For the data below, report the number of lines that contain the string "gamma" and nothing else.

═══

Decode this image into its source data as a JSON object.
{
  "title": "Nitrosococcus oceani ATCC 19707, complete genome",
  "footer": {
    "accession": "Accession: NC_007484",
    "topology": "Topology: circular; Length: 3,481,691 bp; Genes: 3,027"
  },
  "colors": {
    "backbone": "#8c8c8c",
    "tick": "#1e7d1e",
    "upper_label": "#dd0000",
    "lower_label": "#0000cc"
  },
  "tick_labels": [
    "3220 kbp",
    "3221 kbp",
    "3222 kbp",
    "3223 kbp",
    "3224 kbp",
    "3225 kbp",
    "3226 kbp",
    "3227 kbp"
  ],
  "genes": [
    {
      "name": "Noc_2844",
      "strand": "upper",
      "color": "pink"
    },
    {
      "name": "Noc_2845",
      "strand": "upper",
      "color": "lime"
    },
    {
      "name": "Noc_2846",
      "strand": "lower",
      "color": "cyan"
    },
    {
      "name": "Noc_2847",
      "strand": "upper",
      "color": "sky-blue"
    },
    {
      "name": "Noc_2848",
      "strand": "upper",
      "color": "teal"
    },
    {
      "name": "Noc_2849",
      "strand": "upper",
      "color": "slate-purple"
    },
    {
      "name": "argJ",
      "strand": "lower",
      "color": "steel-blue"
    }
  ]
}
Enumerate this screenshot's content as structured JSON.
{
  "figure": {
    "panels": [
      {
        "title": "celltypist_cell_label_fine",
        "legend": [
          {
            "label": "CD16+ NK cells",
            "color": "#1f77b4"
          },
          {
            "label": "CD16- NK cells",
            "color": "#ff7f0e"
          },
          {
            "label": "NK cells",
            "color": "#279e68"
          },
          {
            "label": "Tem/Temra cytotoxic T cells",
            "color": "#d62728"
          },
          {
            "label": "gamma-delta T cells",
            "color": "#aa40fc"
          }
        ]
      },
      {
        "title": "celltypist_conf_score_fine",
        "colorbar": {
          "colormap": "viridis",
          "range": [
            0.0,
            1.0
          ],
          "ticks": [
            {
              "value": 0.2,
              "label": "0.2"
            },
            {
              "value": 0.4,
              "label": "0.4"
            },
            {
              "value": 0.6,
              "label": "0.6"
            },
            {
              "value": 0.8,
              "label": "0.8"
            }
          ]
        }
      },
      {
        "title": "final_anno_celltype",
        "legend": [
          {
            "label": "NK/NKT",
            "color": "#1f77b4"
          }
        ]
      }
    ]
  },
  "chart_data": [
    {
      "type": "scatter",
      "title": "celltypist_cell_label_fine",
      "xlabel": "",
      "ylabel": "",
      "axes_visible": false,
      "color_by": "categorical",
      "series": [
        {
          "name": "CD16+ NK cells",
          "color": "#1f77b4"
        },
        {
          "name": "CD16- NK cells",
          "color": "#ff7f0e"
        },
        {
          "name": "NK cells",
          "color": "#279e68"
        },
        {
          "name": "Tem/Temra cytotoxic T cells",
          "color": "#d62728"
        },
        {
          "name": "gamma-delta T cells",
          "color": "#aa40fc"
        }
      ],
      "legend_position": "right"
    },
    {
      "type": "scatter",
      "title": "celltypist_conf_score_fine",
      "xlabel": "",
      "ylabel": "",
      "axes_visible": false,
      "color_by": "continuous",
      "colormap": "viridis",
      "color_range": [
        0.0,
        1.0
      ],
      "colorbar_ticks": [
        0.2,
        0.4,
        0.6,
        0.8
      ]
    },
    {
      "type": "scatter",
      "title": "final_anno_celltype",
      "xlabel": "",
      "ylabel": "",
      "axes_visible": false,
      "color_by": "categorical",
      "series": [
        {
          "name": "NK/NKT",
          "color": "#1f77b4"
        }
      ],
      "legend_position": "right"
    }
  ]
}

═══

SOLUTION FOR THIS TASK: 2